---- DATA ROWS

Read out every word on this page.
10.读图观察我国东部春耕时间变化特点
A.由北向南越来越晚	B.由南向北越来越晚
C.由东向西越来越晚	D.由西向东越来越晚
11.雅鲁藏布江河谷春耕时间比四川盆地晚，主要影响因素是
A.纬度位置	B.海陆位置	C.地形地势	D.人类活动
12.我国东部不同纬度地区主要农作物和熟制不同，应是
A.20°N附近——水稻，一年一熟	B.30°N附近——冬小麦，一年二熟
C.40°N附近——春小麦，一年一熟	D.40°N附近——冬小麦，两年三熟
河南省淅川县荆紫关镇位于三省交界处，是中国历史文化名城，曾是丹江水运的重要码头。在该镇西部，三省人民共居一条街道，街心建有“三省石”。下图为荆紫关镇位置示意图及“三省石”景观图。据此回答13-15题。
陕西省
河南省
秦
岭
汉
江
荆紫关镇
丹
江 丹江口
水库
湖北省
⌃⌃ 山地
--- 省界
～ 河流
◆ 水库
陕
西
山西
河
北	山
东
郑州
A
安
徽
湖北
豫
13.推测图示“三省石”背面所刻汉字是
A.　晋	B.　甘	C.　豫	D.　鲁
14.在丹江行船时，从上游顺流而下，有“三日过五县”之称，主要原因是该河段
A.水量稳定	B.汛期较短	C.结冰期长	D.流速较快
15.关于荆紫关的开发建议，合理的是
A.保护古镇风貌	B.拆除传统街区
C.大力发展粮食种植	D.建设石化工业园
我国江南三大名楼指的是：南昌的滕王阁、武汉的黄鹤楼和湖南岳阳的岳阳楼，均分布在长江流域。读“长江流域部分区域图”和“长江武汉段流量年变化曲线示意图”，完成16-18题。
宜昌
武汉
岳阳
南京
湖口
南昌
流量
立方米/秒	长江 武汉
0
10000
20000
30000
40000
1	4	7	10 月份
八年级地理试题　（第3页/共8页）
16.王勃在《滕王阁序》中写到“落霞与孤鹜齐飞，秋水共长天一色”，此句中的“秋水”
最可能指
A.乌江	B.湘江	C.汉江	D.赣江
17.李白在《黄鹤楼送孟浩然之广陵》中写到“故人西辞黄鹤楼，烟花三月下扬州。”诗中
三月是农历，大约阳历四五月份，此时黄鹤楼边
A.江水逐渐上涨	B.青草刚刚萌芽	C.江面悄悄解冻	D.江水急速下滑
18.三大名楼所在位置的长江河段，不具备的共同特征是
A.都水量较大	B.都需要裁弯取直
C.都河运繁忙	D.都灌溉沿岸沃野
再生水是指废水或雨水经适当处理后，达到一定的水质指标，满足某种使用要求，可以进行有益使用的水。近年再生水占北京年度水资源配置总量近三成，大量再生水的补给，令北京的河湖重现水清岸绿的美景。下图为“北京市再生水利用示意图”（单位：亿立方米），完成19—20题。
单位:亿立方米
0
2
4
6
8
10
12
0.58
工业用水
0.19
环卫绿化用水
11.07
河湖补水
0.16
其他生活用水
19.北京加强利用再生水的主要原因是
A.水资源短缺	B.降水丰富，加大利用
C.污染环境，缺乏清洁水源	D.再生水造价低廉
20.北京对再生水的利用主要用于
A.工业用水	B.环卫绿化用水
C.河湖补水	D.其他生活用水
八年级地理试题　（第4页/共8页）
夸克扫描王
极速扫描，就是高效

--------

_WHAT YOU NEED TO DO_: Set down the listing in full, keeping every word exactly as it is.

_RESPONSE TO THIS TASK_:
Read out every word on this page.
10.读图观察我国东部春耕时间变化特点
A.由北向南越来越晚	B.由南向北越来越晚
C.由东向西越来越晚	D.由西向东越来越晚
11.雅鲁藏布江河谷春耕时间比四川盆地晚，主要影响因素是
A.纬度位置	B.海陆位置	C.地形地势	D.人类活动
12.我国东部不同纬度地区主要农作物和熟制不同，应是
A.20°N附近——水稻，一年一熟	B.30°N附近——冬小麦，一年二熟
C.40°N附近——春小麦，一年一熟	D.40°N附近——冬小麦，两年三熟
河南省淅川县荆紫关镇位于三省交界处，是中国历史文化名城，曾是丹江水运的重要码头。在该镇西部，三省人民共居一条街道，街心建有“三省石”。下图为荆紫关镇位置示意图及“三省石”景观图。据此回答13-15题。
陕西省
河南省
秦
岭
汉
江
荆紫关镇
丹
江 丹江口
水库
湖北省
⌃⌃ 山地
--- 省界
～ 河流
◆ 水库
陕
西
山西
河
北	山
东
郑州
A
安
徽
湖北
豫
13.推测图示“三省石”背面所刻汉字是
A.　晋	B.　甘	C.　豫	D.　鲁
14.在丹江行船时，从上游顺流而下，有“三日过五县”之称，主要原因是该河段
A.水量稳定	B.汛期较短	C.结冰期长	D.流速较快
15.关于荆紫关的开发建议，合理的是
A.保护古镇风貌	B.拆除传统街区
C.大力发展粮食种植	D.建设石化工业园
我国江南三大名楼指的是：南昌的滕王阁、武汉的黄鹤楼和湖南岳阳的岳阳楼，均分布在长江流域。读“长江流域部分区域图”和“长江武汉段流量年变化曲线示意图”，完成16-18题。
宜昌
武汉
岳阳
南京
湖口
南昌
流量
立方米/秒	长江 武汉
0
10000
20000
30000
40000
1	4	7	10 月份
八年级地理试题　（第3页/共8页）
16.王勃在《滕王阁序》中写到“落霞与孤鹜齐飞，秋水共长天一色”，此句中的“秋水”
最可能指
A.乌江	B.湘江	C.汉江	D.赣江
17.李白在《黄鹤楼送孟浩然之广陵》中写到“故人西辞黄鹤楼，烟花三月下扬州。”诗中
三月是农历，大约阳历四五月份，此时黄鹤楼边
A.江水逐渐上涨	B.青草刚刚萌芽	C.江面悄悄解冻	D.江水急速下滑
18.三大名楼所在位置的长江河段，不具备的共同特征是
A.都水量较大	B.都需要裁弯取直
C.都河运繁忙	D.都灌溉沿岸沃野
再生水是指废水或雨水经适当处理后，达到一定的水质指标，满足某种使用要求，可以进行有益使用的水。近年再生水占北京年度水资源配置总量近三成，大量再生水的补给，令北京的河湖重现水清岸绿的美景。下图为“北京市再生水利用示意图”（单位：亿立方米），完成19—20题。
单位:亿立方米
0
2
4
6
8
10
12
0.58
工业用水
0.19
环卫绿化用水
11.07
河湖补水
0.16
其他生活用水
19.北京加强利用再生水的主要原因是
A.水资源短缺	B.降水丰富，加大利用
C.污染环境，缺乏清洁水源	D.再生水造价低廉
20.北京对再生水的利用主要用于
A.工业用水	B.环卫绿化用水
C.河湖补水	D.其他生活用水
八年级地理试题　（第4页/共8页）
夸克扫描王
极速扫描，就是高效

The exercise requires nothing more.